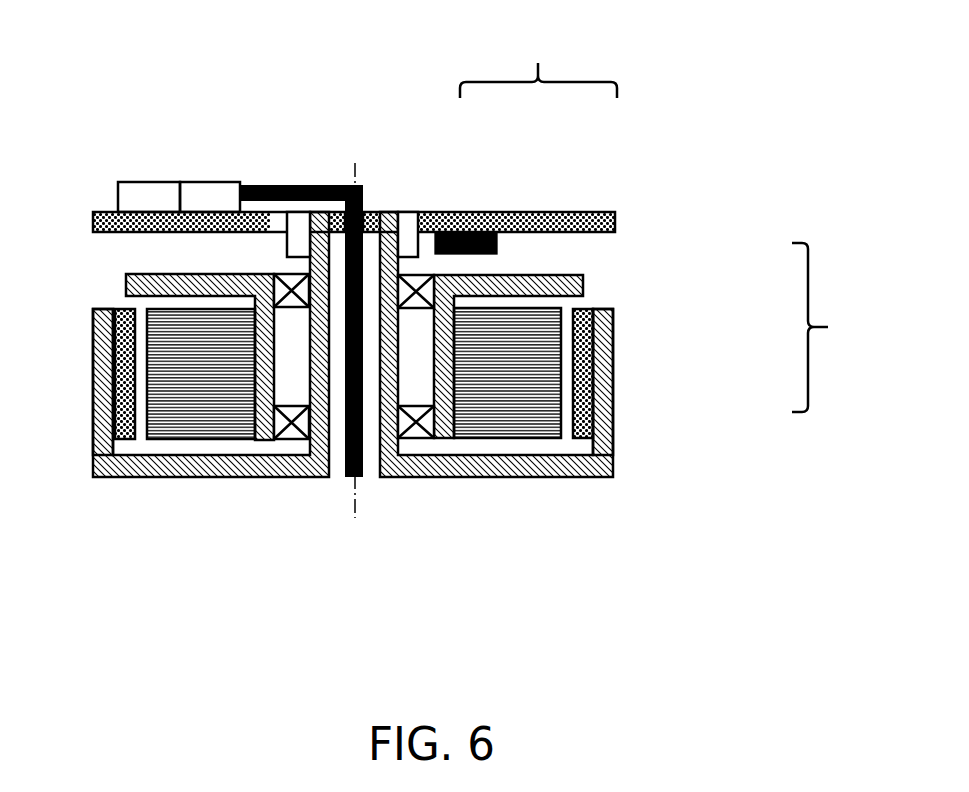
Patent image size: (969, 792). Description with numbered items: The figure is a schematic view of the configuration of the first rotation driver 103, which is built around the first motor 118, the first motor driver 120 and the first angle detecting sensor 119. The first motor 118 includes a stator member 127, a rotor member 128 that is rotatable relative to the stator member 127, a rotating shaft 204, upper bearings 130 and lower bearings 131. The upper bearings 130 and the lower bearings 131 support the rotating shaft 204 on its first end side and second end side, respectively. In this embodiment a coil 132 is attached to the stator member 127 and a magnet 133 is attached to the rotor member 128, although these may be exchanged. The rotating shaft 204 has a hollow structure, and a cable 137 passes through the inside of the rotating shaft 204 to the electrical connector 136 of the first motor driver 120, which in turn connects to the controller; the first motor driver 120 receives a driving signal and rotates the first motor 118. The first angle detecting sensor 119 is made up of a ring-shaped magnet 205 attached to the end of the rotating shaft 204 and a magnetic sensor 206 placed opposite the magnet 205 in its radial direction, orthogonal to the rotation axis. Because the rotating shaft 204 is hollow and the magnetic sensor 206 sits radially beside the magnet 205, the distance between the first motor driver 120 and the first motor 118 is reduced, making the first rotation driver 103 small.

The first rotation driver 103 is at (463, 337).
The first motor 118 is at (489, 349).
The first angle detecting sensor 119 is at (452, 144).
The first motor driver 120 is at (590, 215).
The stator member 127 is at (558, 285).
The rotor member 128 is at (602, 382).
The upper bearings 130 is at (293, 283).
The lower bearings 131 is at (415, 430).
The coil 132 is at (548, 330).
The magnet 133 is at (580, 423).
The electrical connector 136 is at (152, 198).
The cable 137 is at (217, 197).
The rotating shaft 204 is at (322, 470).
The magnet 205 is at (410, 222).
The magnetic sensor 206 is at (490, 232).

════════════════════

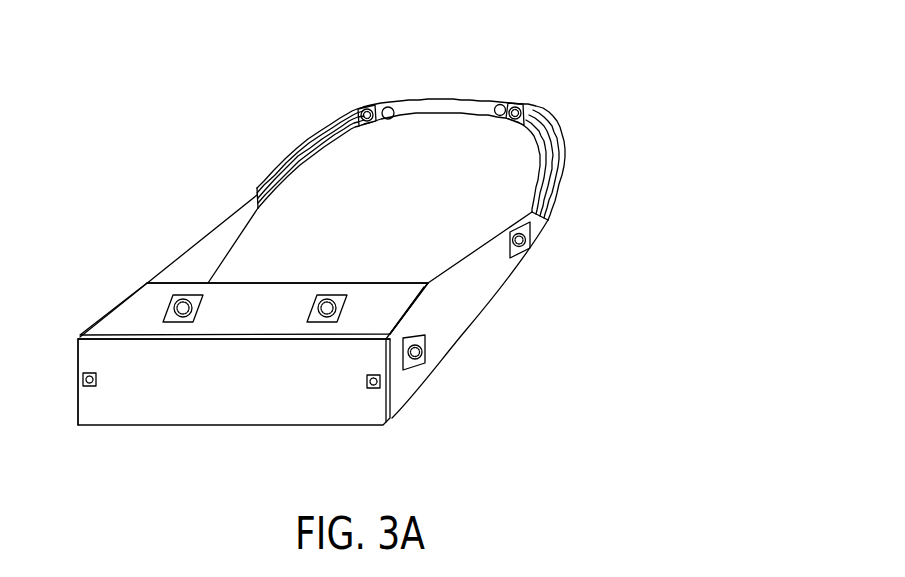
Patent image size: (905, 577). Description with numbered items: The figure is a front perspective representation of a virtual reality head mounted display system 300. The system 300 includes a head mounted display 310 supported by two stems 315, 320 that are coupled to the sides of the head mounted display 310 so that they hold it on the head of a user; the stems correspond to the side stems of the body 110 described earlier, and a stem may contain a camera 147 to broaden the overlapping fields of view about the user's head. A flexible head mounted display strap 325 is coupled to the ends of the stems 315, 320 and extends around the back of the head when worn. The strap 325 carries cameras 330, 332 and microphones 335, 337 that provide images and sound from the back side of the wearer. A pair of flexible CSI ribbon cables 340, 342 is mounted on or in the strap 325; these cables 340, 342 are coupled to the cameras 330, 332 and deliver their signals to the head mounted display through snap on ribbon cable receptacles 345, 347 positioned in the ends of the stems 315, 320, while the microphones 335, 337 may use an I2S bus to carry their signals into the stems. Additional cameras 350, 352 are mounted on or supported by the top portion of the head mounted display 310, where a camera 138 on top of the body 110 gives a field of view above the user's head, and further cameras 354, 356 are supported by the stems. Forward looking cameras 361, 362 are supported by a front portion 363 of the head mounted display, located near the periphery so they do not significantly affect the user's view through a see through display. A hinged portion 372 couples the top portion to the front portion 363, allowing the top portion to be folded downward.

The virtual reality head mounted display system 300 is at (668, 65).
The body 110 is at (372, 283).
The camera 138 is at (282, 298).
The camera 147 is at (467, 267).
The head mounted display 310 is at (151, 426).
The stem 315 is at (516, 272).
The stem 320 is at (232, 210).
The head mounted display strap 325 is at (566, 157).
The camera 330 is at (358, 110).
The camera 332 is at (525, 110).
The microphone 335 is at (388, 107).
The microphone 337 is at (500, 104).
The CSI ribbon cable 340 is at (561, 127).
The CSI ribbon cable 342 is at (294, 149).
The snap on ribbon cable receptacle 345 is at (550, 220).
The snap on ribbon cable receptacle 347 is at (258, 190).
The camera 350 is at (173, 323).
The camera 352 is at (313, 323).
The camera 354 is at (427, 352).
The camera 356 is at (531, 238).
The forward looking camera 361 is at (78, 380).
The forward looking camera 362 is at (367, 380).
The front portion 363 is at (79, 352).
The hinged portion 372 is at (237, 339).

════════════════════

[Problem details]:
Recast the lines above, from the line containing "Patent image size: (905, 577)." through the line containing "The CSI ribbon cable 340 is at (561, 127).", as a JSON list of strings, with one string per line and blank lines omitted.

[Exercise result]:
[
  "Patent image size: (905, 577). Description with numbered items: The figure is a front perspective representation of a virtual reality head mounted display system 300. The system 300 includes a head mounted display 310 supported by two stems 315, 320 that are coupled to the sides of the head mounted display 310 so that they hold it on the head of a user; the stems correspond to the side stems of the body 110 described earlier, and a stem may contain a camera 147 to broaden the overlapping fields of view about the user's head. A flexible head mounted display strap 325 is coupled to the ends of the stems 315, 320 and extends around the back of the head when worn. The strap 325 carries cameras 330, 332 and microphones 335, 337 that provide images and sound from the back side of the wearer. A pair of flexible CSI ribbon cables 340, 342 is mounted on or in the strap 325; these cables 340, 342 are coupled to the cameras 330, 332 and deliver their signals to the head mounted display through snap on ribbon cable receptacles 345, 347 positioned in the ends of the stems 315, 320, while the microphones 335, 337 may use an I2S bus to carry their signals into the stems. Additional cameras 350, 352 are mounted on or supported by the top portion of the head mounted display 310, where a camera 138 on top of the body 110 gives a field of view above the user's head, and further cameras 354, 356 are supported by the stems. Forward looking cameras 361, 362 are supported by a front portion 363 of the head mounted display, located near the periphery so they do not significantly affect the user's view through a see through display. A hinged portion 372 couples the top portion to the front portion 363, allowing the top portion to be folded downward.",
  "The virtual reality head mounted display system 300 is at (668, 65).",
  "The body 110 is at (372, 283).",
  "The camera 138 is at (282, 298).",
  "The camera 147 is at (467, 267).",
  "The head mounted display 310 is at (151, 426).",
  "The stem 315 is at (516, 272).",
  "The stem 320 is at (232, 210).",
  "The head mounted display strap 325 is at (566, 157).",
  "The camera 330 is at (358, 110).",
  "The camera 332 is at (525, 110).",
  "The microphone 335 is at (388, 107).",
  "The microphone 337 is at (500, 104).",
  "The CSI ribbon cable 340 is at (561, 127)."
]